RECORDS SUPPLIED:
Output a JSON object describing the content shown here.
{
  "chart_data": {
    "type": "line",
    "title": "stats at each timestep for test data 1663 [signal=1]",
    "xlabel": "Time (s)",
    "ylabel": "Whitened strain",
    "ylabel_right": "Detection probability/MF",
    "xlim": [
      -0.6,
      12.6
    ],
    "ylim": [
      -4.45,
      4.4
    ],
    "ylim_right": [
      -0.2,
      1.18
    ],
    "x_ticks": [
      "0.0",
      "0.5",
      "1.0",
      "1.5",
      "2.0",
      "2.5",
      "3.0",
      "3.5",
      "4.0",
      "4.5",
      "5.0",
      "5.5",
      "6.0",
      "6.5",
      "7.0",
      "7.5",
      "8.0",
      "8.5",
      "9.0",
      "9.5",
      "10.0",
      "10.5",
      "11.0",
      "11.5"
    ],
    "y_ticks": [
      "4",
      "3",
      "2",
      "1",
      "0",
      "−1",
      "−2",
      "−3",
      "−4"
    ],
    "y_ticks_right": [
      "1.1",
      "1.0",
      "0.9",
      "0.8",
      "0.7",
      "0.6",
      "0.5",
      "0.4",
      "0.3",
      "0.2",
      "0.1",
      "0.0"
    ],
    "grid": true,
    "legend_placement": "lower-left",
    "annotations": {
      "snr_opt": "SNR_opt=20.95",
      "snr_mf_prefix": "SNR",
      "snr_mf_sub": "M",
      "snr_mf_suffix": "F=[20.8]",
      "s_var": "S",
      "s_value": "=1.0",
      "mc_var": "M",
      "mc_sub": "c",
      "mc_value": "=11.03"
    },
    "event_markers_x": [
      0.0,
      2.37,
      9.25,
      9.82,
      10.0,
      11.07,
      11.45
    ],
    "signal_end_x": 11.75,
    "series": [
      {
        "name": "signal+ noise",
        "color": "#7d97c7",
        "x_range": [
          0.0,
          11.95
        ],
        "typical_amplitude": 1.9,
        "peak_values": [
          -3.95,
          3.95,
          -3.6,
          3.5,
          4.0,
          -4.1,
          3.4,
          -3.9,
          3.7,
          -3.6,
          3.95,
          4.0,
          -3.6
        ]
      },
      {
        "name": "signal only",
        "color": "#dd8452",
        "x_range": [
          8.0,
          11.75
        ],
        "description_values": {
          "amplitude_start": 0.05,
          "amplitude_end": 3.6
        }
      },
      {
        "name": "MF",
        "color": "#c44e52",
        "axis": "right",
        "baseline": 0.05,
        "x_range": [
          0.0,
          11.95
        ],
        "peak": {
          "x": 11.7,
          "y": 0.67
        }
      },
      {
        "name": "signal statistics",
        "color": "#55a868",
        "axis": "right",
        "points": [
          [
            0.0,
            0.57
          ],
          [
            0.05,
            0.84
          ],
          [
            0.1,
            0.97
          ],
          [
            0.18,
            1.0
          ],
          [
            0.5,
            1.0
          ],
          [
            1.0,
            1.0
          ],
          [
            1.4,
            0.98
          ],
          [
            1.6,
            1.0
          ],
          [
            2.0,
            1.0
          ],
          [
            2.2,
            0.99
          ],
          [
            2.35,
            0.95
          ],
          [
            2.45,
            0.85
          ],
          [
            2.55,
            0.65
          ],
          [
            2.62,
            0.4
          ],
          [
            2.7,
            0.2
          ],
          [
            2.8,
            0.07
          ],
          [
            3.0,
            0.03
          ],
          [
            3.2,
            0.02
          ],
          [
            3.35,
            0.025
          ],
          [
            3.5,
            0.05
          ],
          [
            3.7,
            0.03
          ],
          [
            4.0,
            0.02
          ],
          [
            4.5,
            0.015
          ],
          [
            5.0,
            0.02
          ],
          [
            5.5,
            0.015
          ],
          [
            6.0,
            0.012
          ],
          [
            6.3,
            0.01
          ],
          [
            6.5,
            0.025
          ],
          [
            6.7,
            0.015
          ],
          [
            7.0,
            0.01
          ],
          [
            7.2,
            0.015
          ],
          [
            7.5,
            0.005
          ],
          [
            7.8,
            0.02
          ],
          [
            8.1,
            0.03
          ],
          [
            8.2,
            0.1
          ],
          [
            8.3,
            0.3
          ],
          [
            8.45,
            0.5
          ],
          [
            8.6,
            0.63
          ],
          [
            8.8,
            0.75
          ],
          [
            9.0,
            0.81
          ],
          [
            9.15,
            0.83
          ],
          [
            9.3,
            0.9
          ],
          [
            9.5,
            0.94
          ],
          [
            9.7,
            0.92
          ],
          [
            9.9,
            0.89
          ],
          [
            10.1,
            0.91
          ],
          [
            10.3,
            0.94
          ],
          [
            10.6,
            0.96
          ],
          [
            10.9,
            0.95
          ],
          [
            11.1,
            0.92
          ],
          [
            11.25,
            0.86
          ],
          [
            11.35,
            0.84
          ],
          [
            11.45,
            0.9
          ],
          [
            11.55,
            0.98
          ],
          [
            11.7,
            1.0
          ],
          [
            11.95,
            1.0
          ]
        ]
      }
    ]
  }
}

PROBLEM STATEMENT: Print the listing above in full, exactly as it is.

RESPONSE TO THE EXERCISE:
Output a JSON object describing the content shown here.
{
  "chart_data": {
    "type": "line",
    "title": "stats at each timestep for test data 1663 [signal=1]",
    "xlabel": "Time (s)",
    "ylabel": "Whitened strain",
    "ylabel_right": "Detection probability/MF",
    "xlim": [
      -0.6,
      12.6
    ],
    "ylim": [
      -4.45,
      4.4
    ],
    "ylim_right": [
      -0.2,
      1.18
    ],
    "x_ticks": [
      "0.0",
      "0.5",
      "1.0",
      "1.5",
      "2.0",
      "2.5",
      "3.0",
      "3.5",
      "4.0",
      "4.5",
      "5.0",
      "5.5",
      "6.0",
      "6.5",
      "7.0",
      "7.5",
      "8.0",
      "8.5",
      "9.0",
      "9.5",
      "10.0",
      "10.5",
      "11.0",
      "11.5"
    ],
    "y_ticks": [
      "4",
      "3",
      "2",
      "1",
      "0",
      "−1",
      "−2",
      "−3",
      "−4"
    ],
    "y_ticks_right": [
      "1.1",
      "1.0",
      "0.9",
      "0.8",
      "0.7",
      "0.6",
      "0.5",
      "0.4",
      "0.3",
      "0.2",
      "0.1",
      "0.0"
    ],
    "grid": true,
    "legend_placement": "lower-left",
    "annotations": {
      "snr_opt": "SNR_opt=20.95",
      "snr_mf_prefix": "SNR",
      "snr_mf_sub": "M",
      "snr_mf_suffix": "F=[20.8]",
      "s_var": "S",
      "s_value": "=1.0",
      "mc_var": "M",
      "mc_sub": "c",
      "mc_value": "=11.03"
    },
    "event_markers_x": [
      0.0,
      2.37,
      9.25,
      9.82,
      10.0,
      11.07,
      11.45
    ],
    "signal_end_x": 11.75,
    "series": [
      {
        "name": "signal+ noise",
        "color": "#7d97c7",
        "x_range": [
          0.0,
          11.95
        ],
        "typical_amplitude": 1.9,
        "peak_values": [
          -3.95,
          3.95,
          -3.6,
          3.5,
          4.0,
          -4.1,
          3.4,
          -3.9,
          3.7,
          -3.6,
          3.95,
          4.0,
          -3.6
        ]
      },
      {
        "name": "signal only",
        "color": "#dd8452",
        "x_range": [
          8.0,
          11.75
        ],
        "description_values": {
          "amplitude_start": 0.05,
          "amplitude_end": 3.6
        }
      },
      {
        "name": "MF",
        "color": "#c44e52",
        "axis": "right",
        "baseline": 0.05,
        "x_range": [
          0.0,
          11.95
        ],
        "peak": {
          "x": 11.7,
          "y": 0.67
        }
      },
      {
        "name": "signal statistics",
        "color": "#55a868",
        "axis": "right",
        "points": [
          [
            0.0,
            0.57
          ],
          [
            0.05,
            0.84
          ],
          [
            0.1,
            0.97
          ],
          [
            0.18,
            1.0
          ],
          [
            0.5,
            1.0
          ],
          [
            1.0,
            1.0
          ],
          [
            1.4,
            0.98
          ],
          [
            1.6,
            1.0
          ],
          [
            2.0,
            1.0
          ],
          [
            2.2,
            0.99
          ],
          [
            2.35,
            0.95
          ],
          [
            2.45,
            0.85
          ],
          [
            2.55,
            0.65
          ],
          [
            2.62,
            0.4
          ],
          [
            2.7,
            0.2
          ],
          [
            2.8,
            0.07
          ],
          [
            3.0,
            0.03
          ],
          [
            3.2,
            0.02
          ],
          [
            3.35,
            0.025
          ],
          [
            3.5,
            0.05
          ],
          [
            3.7,
            0.03
          ],
          [
            4.0,
            0.02
          ],
          [
            4.5,
            0.015
          ],
          [
            5.0,
            0.02
          ],
          [
            5.5,
            0.015
          ],
          [
            6.0,
            0.012
          ],
          [
            6.3,
            0.01
          ],
          [
            6.5,
            0.025
          ],
          [
            6.7,
            0.015
          ],
          [
            7.0,
            0.01
          ],
          [
            7.2,
            0.015
          ],
          [
            7.5,
            0.005
          ],
          [
            7.8,
            0.02
          ],
          [
            8.1,
            0.03
          ],
          [
            8.2,
            0.1
          ],
          [
            8.3,
            0.3
          ],
          [
            8.45,
            0.5
          ],
          [
            8.6,
            0.63
          ],
          [
            8.8,
            0.75
          ],
          [
            9.0,
            0.81
          ],
          [
            9.15,
            0.83
          ],
          [
            9.3,
            0.9
          ],
          [
            9.5,
            0.94
          ],
          [
            9.7,
            0.92
          ],
          [
            9.9,
            0.89
          ],
          [
            10.1,
            0.91
          ],
          [
            10.3,
            0.94
          ],
          [
            10.6,
            0.96
          ],
          [
            10.9,
            0.95
          ],
          [
            11.1,
            0.92
          ],
          [
            11.25,
            0.86
          ],
          [
            11.35,
            0.84
          ],
          [
            11.45,
            0.9
          ],
          [
            11.55,
            0.98
          ],
          [
            11.7,
            1.0
          ],
          [
            11.95,
            1.0
          ]
        ]
      }
    ]
  }
}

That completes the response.